◆ Written exercise: Copy the records that follow exactly as written, but not their pictures.

Dataset records

◆ ◆ ◆ ◆ ◆ ◆ ◆

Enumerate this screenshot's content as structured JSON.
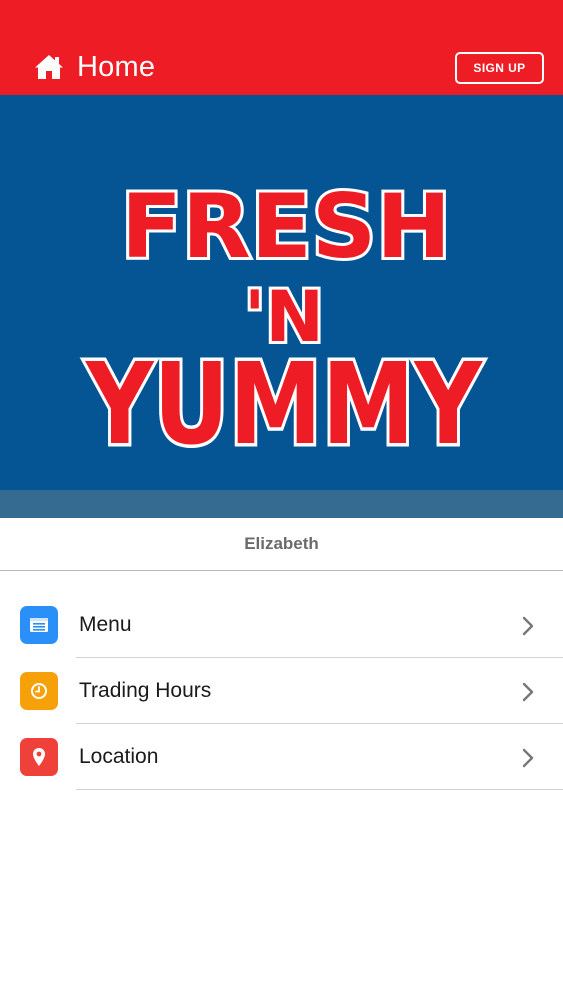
{
  "header": {
    "title": "Home",
    "home_icon": "home-icon",
    "signup_label": "SIGN UP",
    "color": "#ee1c25"
  },
  "hero": {
    "logo_line1": "FRESH",
    "logo_line2": "'N",
    "logo_line3": "YUMMY",
    "background": "#055494",
    "logo_color": "#ee1c25"
  },
  "location": {
    "name": "Elizabeth"
  },
  "menu": [
    {
      "label": "Menu",
      "icon": "menu-card-icon",
      "color": "#2a8ff7"
    },
    {
      "label": "Trading Hours",
      "icon": "clock-icon",
      "color": "#f7a10a"
    },
    {
      "label": "Location",
      "icon": "map-pin-icon",
      "color": "#f0403a"
    }
  ]
}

◆ ◆ ◆ ◆ ◆ ◆ ◆

◆ Final result:
Enumerate this screenshot's content as structured JSON.
{
  "header": {
    "title": "Home",
    "home_icon": "home-icon",
    "signup_label": "SIGN UP",
    "color": "#ee1c25"
  },
  "hero": {
    "logo_line1": "FRESH",
    "logo_line2": "'N",
    "logo_line3": "YUMMY",
    "background": "#055494",
    "logo_color": "#ee1c25"
  },
  "location": {
    "name": "Elizabeth"
  },
  "menu": [
    {
      "label": "Menu",
      "icon": "menu-card-icon",
      "color": "#2a8ff7"
    },
    {
      "label": "Trading Hours",
      "icon": "clock-icon",
      "color": "#f7a10a"
    },
    {
      "label": "Location",
      "icon": "map-pin-icon",
      "color": "#f0403a"
    }
  ]
}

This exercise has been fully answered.